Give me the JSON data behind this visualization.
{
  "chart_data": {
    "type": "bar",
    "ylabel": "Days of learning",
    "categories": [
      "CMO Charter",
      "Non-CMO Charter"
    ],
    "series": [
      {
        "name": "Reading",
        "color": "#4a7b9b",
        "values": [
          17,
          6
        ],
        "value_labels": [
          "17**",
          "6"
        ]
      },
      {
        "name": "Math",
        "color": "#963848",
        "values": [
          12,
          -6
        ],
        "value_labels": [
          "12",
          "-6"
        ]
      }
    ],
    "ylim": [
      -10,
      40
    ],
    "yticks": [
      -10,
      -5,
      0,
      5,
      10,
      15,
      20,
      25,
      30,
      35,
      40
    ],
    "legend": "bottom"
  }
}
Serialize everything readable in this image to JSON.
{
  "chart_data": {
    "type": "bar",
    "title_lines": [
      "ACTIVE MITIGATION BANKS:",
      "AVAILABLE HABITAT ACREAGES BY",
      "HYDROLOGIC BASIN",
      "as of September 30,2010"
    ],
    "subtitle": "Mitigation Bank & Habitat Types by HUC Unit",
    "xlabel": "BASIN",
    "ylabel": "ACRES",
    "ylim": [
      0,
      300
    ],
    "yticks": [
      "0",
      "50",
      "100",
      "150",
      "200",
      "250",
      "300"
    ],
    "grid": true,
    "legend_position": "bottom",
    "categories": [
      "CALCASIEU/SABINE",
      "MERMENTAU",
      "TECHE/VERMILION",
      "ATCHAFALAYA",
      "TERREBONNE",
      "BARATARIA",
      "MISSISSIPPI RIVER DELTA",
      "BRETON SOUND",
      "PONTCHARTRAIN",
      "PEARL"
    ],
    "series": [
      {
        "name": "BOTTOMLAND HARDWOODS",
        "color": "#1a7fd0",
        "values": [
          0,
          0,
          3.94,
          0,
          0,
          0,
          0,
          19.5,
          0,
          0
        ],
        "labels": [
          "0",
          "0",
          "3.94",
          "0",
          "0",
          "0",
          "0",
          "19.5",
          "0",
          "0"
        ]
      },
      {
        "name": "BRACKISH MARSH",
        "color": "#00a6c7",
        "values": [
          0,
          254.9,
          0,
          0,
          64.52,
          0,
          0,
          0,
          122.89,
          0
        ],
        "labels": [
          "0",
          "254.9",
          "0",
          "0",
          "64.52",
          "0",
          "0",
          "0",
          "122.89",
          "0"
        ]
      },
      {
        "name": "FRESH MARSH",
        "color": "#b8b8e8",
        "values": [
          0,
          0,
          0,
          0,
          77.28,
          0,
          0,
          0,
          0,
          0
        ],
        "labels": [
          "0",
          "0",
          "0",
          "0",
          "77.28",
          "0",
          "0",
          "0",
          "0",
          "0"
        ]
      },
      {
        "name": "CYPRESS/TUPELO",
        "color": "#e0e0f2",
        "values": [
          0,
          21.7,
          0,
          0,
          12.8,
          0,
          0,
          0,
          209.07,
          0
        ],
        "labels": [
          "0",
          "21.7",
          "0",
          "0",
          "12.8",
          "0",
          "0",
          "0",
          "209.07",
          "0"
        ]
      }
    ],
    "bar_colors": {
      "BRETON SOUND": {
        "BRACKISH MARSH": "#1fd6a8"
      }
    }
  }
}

- **Your objective**
Find how many lines hold the string "MARSH", and state that number alone.

- **The result**
3